# Required task:
Extract all lines containing "JSON".

───── Records supplied ─────

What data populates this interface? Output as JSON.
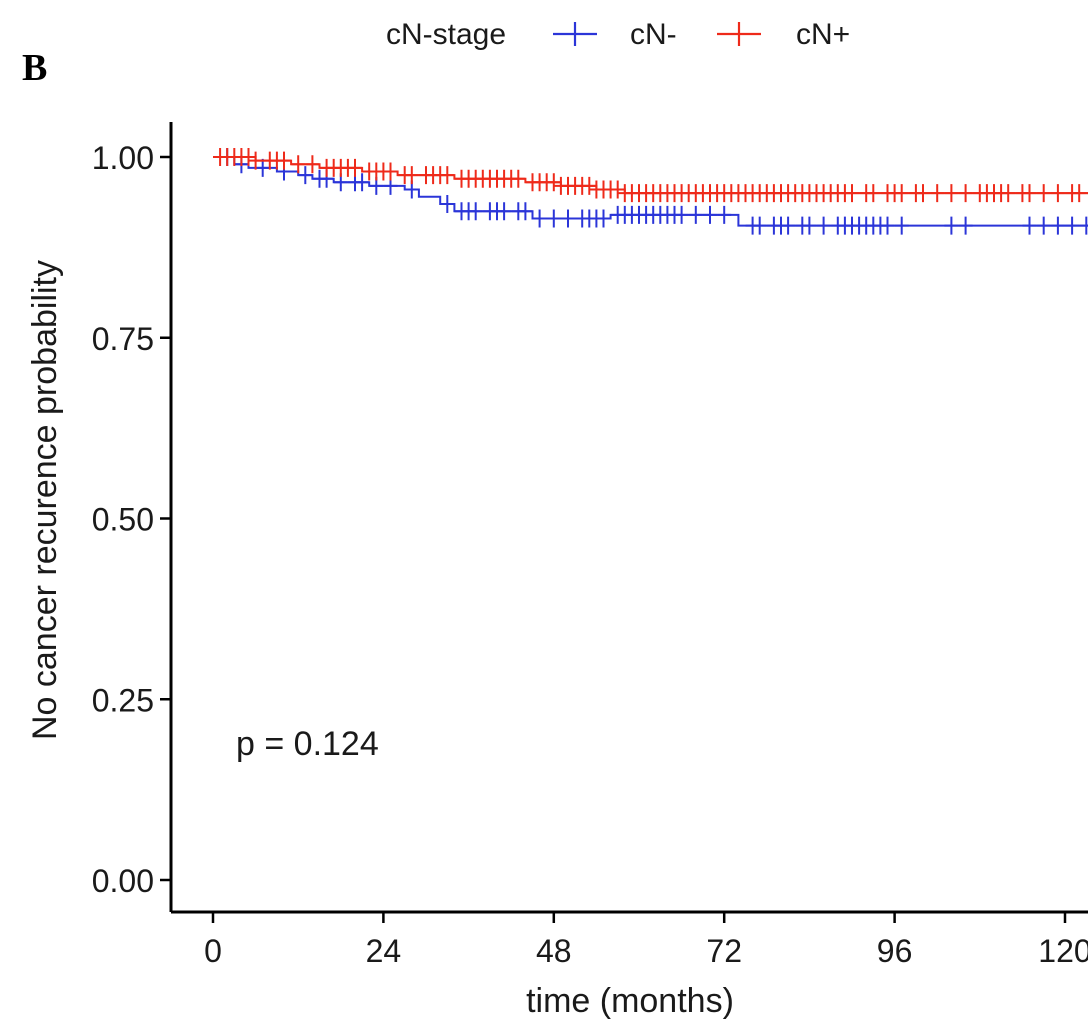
{
  "panel_label": "B",
  "chart_data": {
    "type": "line",
    "subtype": "kaplan-meier",
    "xlabel": "time (months)",
    "ylabel": "No cancer recurence probability",
    "xlim": [
      0,
      126
    ],
    "ylim": [
      0,
      1.0
    ],
    "x_ticks": [
      0,
      24,
      48,
      72,
      96,
      120
    ],
    "x_tick_labels": [
      "0",
      "24",
      "48",
      "72",
      "96",
      "120"
    ],
    "y_ticks": [
      0,
      0.25,
      0.5,
      0.75,
      1.0
    ],
    "y_tick_labels": [
      "0.00",
      "0.25",
      "0.50",
      "0.75",
      "1.00"
    ],
    "grid": false,
    "legend": {
      "title": "cN-stage",
      "position": "top",
      "entries": [
        "cN-",
        "cN+"
      ]
    },
    "annotation": "p = 0.124",
    "series": [
      {
        "name": "cN-",
        "color": "#2b35d8",
        "steps": [
          [
            0,
            1.0
          ],
          [
            3,
            0.99
          ],
          [
            5,
            0.985
          ],
          [
            9,
            0.98
          ],
          [
            12,
            0.975
          ],
          [
            14,
            0.97
          ],
          [
            17,
            0.965
          ],
          [
            22,
            0.96
          ],
          [
            27,
            0.955
          ],
          [
            29,
            0.945
          ],
          [
            32,
            0.935
          ],
          [
            34,
            0.925
          ],
          [
            45,
            0.915
          ],
          [
            56,
            0.92
          ],
          [
            74,
            0.905
          ],
          [
            126,
            0.905
          ]
        ],
        "censor_x": [
          2,
          4,
          7,
          10,
          13,
          15,
          16,
          18,
          20,
          21,
          23,
          25,
          28,
          33,
          35,
          36,
          37,
          39,
          40,
          41,
          43,
          44,
          46,
          48,
          50,
          52,
          53,
          54,
          55,
          57,
          58,
          59,
          60,
          61,
          62,
          63,
          64,
          65,
          66,
          68,
          70,
          72,
          76,
          77,
          79,
          80,
          81,
          83,
          84,
          86,
          88,
          89,
          90,
          91,
          92,
          93,
          94,
          95,
          97,
          104,
          106,
          115,
          117,
          119,
          121,
          123,
          125
        ]
      },
      {
        "name": "cN+",
        "color": "#ee2a1a",
        "steps": [
          [
            0,
            1.0
          ],
          [
            6,
            0.995
          ],
          [
            11,
            0.99
          ],
          [
            15,
            0.985
          ],
          [
            21,
            0.98
          ],
          [
            26,
            0.975
          ],
          [
            34,
            0.97
          ],
          [
            44,
            0.965
          ],
          [
            49,
            0.96
          ],
          [
            54,
            0.955
          ],
          [
            58,
            0.95
          ],
          [
            126,
            0.95
          ]
        ],
        "censor_x": [
          1,
          2,
          3,
          4,
          5,
          6,
          8,
          9,
          10,
          12,
          14,
          16,
          17,
          18,
          19,
          20,
          22,
          23,
          24,
          25,
          27,
          28,
          30,
          31,
          32,
          33,
          35,
          36,
          37,
          38,
          39,
          40,
          41,
          42,
          43,
          45,
          46,
          47,
          48,
          49,
          50,
          51,
          52,
          53,
          54,
          55,
          56,
          57,
          58,
          59,
          60,
          61,
          62,
          63,
          64,
          65,
          66,
          67,
          68,
          69,
          70,
          71,
          72,
          73,
          74,
          75,
          76,
          77,
          78,
          79,
          80,
          81,
          82,
          83,
          84,
          85,
          86,
          87,
          88,
          89,
          90,
          92,
          93,
          95,
          96,
          97,
          99,
          100,
          102,
          104,
          106,
          108,
          109,
          110,
          111,
          112,
          114,
          115,
          117,
          119,
          121,
          122,
          124,
          125
        ]
      }
    ]
  }
}
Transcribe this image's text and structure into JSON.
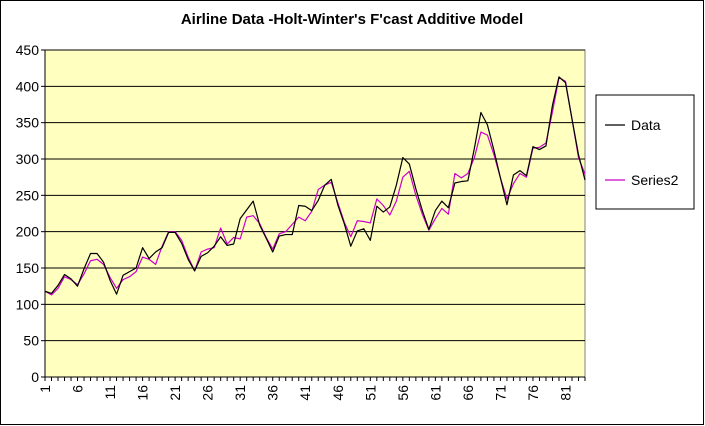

─────

# Result of the task:
What data populates this interface? Output as JSON.
Transcribe this image's text and structure into JSON.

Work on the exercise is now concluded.